| Task prompt |
Across the entries below, how many lines contain the word "bort"? Give the number alone.

-- Records follows --

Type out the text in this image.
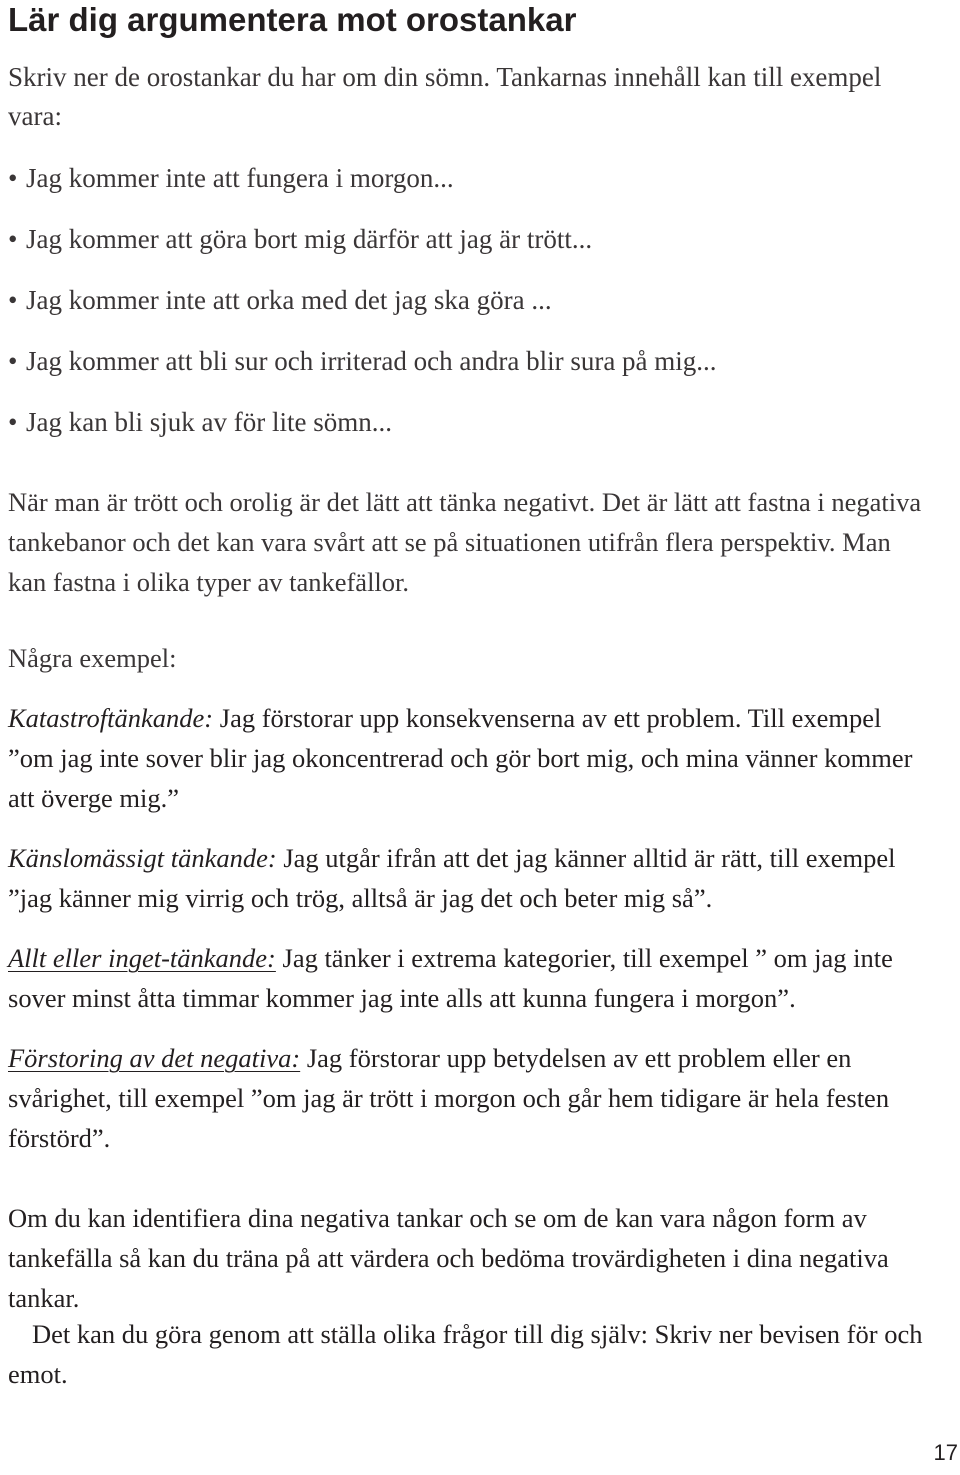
Lär dig argumentera mot orostankar

Skriv ner de orostankar du har om din sömn. Tankarnas innehåll kan till exempel vara:

• Jag kommer inte att fungera i morgon...
• Jag kommer att göra bort mig därför att jag är trött...
• Jag kommer inte att orka med det jag ska göra ...
• Jag kommer att bli sur och irriterad och andra blir sura på mig...
• Jag kan bli sjuk av för lite sömn...

När man är trött och orolig är det lätt att tänka negativt. Det är lätt att fastna i negativa tankebanor och det kan vara svårt att se på situationen utifrån flera perspektiv. Man kan fastna i olika typer av tankefällor.

Några exempel:

Katastroftänkande: Jag förstorar upp konsekvenserna av ett problem. Till exempel ”om jag inte sover blir jag okoncentrerad och gör bort mig, och mina vänner kommer att överge mig.”

Känslomässigt tänkande: Jag utgår ifrån att det jag känner alltid är rätt, till exempel ”jag känner mig virrig och trög, alltså är jag det och beter mig så”.

Allt eller inget-tänkande: Jag tänker i extrema kategorier, till exempel ” om jag inte sover minst åtta timmar kommer jag inte alls att kunna fungera i morgon”.

Förstoring av det negativa: Jag förstorar upp betydelsen av ett problem eller en svårighet, till exempel ”om jag är trött i morgon och går hem tidigare är hela festen förstörd”.

Om du kan identifiera dina negativa tankar och se om de kan vara någon form av tankefälla så kan du träna på att värdera och bedöma trovärdigheten i dina negativa tankar.

Det kan du göra genom att ställa olika frågor till dig själv: Skriv ner bevisen för och emot.

17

-- Records concluded --

| Answer section |
2